__What is expected__: Write down each entry again, exactly as it reads.

__Data for this exercise__:
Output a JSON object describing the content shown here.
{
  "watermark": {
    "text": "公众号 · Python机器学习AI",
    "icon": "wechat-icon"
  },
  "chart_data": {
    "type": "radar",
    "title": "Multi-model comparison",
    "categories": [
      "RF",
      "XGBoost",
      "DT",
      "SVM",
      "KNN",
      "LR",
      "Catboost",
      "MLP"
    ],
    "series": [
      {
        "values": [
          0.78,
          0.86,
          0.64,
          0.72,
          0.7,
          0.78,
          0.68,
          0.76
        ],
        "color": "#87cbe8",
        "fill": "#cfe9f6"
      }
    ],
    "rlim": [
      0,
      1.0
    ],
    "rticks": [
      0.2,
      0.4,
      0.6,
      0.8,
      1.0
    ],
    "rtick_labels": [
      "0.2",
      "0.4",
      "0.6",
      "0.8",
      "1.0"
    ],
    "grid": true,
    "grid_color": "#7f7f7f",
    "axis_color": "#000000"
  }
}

__Task solution__:
Output a JSON object describing the content shown here.
{
  "watermark": {
    "text": "公众号 · Python机器学习AI",
    "icon": "wechat-icon"
  },
  "chart_data": {
    "type": "radar",
    "title": "Multi-model comparison",
    "categories": [
      "RF",
      "XGBoost",
      "DT",
      "SVM",
      "KNN",
      "LR",
      "Catboost",
      "MLP"
    ],
    "series": [
      {
        "values": [
          0.78,
          0.86,
          0.64,
          0.72,
          0.7,
          0.78,
          0.68,
          0.76
        ],
        "color": "#87cbe8",
        "fill": "#cfe9f6"
      }
    ],
    "rlim": [
      0,
      1.0
    ],
    "rticks": [
      0.2,
      0.4,
      0.6,
      0.8,
      1.0
    ],
    "rtick_labels": [
      "0.2",
      "0.4",
      "0.6",
      "0.8",
      "1.0"
    ],
    "grid": true,
    "grid_color": "#7f7f7f",
    "axis_color": "#000000"
  }
}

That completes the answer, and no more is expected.